Something happened to my mood the last few days. Something melancholy and grey, and I am pretty certain it was not the weather (although weather can have that effect on me). It happened between reading a good friend’s blog post (a very poetic blog) and reflecting on my own life.
My own life has been of dreams deferred.
I got sort of lost on the deferred part there and went down the road of almost feeling sorry for myself.
I didn’t put my finger on the feeling until today when I took a long walk by myself. We had a break in the rain and the cold, so I walked with my jacket open and no hood over my head, enjoying the brisk air. The first half of the walk felt the same: grey and wintery and lost. Colors in winter are either muted or they stand out in stark contrast to the greys. The only leaves left on the ground around the park where I work are the simple brown ones that have fallen (late) off of the birch and oak trees. All the colorful leaves from the many varieties of maples and flowering cherries have been scooped up by the men with leaf-blowers.
The birch trees are bright white against the green of the lawn; everything else is in shades of grey. And then there are the leaves: dull against the grass and sharp against the asphalt.
I miss the words I had when I was younger. I once had command of a much larger vocabulary and could turn a metaphor with ease, but the memory of those words and metaphors are all I have now. I’ve been trying to figure out what happened.
What happened was that I had children. When I was young and contemplating all the dreams I had: art, writing, poetry, travel – when I still had command of syntax and words longer than three syllables, I never factored in becoming a mother. I had no mothering instinct. I liked kids, but at a distance. I certainly did not like children enough to want to spend 24 hours a day with them, day in and day out. I did not like children enough to contemplate homeschooling them.
Yet that is what happened. Once I was pregnant, all these mothering hormones came to life inside me. I was still missing the ability to create serotonin on my own (and my mothering skills reflected that singular lack), but I had very good mothering instincts after all. And I liked being around my children.
But motherhood robbed me of the ability to paint a picture with a few words. I fell back onto common metaphors and allegories. Originality was tucked away and replaced with journal entries about toddler-isms. And the more I tucked it away, the more words became dim memories and my vocabulary slowly died.
Before you comment about how wonderful motherhood is or how much you know I love my grandchildren, bear with me. I began to understand that today. I won’t say that I fully appreciate it – yet – but I understand that the gift I was given in those children far outweighs the gift of being able to paint an allegory of human suffering and triumph. I understand that on a very deep level.
On a very shallow level, I still want to be able to paint that allegory of suffering and triumph.
I come back to the dreams deferred part. I only set aside my dreams for the years when I was raising children. I set them aside to become a taxi driver, a scheduler, a cheer-leader – in short, a very normal and average person. Well, not entirely average: I also chose to homeschool my children and prolong the agony of being with them 24 hours a day/seven days a week. i know an awful lot of women who would rather die than do that.
And why? I loved being around my children. They kept me sharp. They stayed a step ahead of me. If I wanted to guide them somewhere I had to know how to get there, first. I learned that teaching a child how to write has less to do with diagramming sentences (sorry, Mr. Little and Mrs. Foster) than it does with allowing them to pick freely from titles at the library.

^^^^

Given exercise A | In the essay about motherhood and deferred dreams, who removed the colorful maple and cherry leaves from around the park?
Given exercise B | Recast the stretch of the records from their start through the line containing "donut-slice-female xyxy=(165,373,285,523)" as a numbered list, leaving out blank lines.

^^^^

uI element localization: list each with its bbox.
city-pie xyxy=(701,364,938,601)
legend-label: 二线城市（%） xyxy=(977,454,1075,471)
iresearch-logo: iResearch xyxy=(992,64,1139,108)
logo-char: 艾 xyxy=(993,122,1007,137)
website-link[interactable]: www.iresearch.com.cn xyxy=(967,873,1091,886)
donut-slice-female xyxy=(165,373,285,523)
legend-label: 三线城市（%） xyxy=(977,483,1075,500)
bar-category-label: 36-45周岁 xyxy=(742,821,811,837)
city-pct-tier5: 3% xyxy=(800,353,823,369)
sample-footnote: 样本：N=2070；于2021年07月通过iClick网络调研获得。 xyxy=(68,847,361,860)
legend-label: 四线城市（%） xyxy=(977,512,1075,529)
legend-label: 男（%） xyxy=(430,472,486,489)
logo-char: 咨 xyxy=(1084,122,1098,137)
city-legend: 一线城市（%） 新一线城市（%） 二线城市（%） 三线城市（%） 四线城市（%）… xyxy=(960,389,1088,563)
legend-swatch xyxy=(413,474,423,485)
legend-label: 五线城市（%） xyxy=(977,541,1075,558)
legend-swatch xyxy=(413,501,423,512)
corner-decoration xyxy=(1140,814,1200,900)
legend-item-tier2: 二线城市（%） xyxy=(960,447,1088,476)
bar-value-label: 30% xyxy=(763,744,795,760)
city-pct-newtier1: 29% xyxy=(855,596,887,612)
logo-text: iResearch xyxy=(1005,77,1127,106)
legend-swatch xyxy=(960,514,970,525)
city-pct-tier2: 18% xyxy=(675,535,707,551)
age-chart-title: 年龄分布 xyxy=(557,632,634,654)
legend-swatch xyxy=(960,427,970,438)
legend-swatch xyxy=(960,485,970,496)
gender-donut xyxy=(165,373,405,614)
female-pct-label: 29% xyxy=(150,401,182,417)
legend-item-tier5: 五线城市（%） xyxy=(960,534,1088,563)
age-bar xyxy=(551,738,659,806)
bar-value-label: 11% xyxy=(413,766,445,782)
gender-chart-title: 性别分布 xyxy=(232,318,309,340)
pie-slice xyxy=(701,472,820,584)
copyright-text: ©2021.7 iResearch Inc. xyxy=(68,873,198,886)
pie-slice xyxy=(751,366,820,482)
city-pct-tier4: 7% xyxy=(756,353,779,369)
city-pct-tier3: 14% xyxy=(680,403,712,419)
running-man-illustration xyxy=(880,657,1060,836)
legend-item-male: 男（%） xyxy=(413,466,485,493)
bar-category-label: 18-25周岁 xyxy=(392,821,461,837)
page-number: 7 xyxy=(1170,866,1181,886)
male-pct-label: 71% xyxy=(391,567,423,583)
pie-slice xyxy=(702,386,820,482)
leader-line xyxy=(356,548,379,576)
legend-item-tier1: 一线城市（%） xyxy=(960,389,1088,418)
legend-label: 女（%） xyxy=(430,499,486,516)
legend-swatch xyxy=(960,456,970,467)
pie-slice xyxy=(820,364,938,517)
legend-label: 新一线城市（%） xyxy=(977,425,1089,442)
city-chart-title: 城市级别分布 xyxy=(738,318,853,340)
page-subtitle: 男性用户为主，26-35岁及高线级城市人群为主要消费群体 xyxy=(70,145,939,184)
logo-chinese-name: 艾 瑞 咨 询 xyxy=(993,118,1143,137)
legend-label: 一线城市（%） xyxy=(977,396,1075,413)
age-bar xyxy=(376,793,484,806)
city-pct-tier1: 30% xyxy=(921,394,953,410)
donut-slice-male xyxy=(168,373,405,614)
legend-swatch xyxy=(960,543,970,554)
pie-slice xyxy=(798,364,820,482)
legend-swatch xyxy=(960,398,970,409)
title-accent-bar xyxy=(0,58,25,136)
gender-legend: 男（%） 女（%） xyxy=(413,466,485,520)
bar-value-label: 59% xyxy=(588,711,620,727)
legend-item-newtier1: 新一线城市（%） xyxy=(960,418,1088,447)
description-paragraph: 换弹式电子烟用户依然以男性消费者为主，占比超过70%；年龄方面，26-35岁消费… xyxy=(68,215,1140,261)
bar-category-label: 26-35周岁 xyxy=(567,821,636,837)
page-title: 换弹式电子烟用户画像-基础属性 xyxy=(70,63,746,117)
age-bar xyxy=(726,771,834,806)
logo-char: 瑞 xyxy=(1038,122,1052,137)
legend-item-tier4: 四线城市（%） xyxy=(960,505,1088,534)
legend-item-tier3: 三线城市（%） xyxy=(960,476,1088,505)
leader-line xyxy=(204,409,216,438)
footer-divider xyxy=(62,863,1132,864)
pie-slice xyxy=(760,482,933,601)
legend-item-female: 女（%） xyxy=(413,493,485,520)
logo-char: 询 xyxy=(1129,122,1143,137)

^^^^

Expected output A | The men with leaf-blowers scooped them up.

Expected output B |
1. uI element localization: list each with its bbox.
2. city-pie xyxy=(701,364,938,601)
3. legend-label: 二线城市（%） xyxy=(977,454,1075,471)
4. iresearch-logo: iResearch xyxy=(992,64,1139,108)
5. logo-char: 艾 xyxy=(993,122,1007,137)
6. website-link[interactable]: www.iresearch.com.cn xyxy=(967,873,1091,886)
7. donut-slice-female xyxy=(165,373,285,523)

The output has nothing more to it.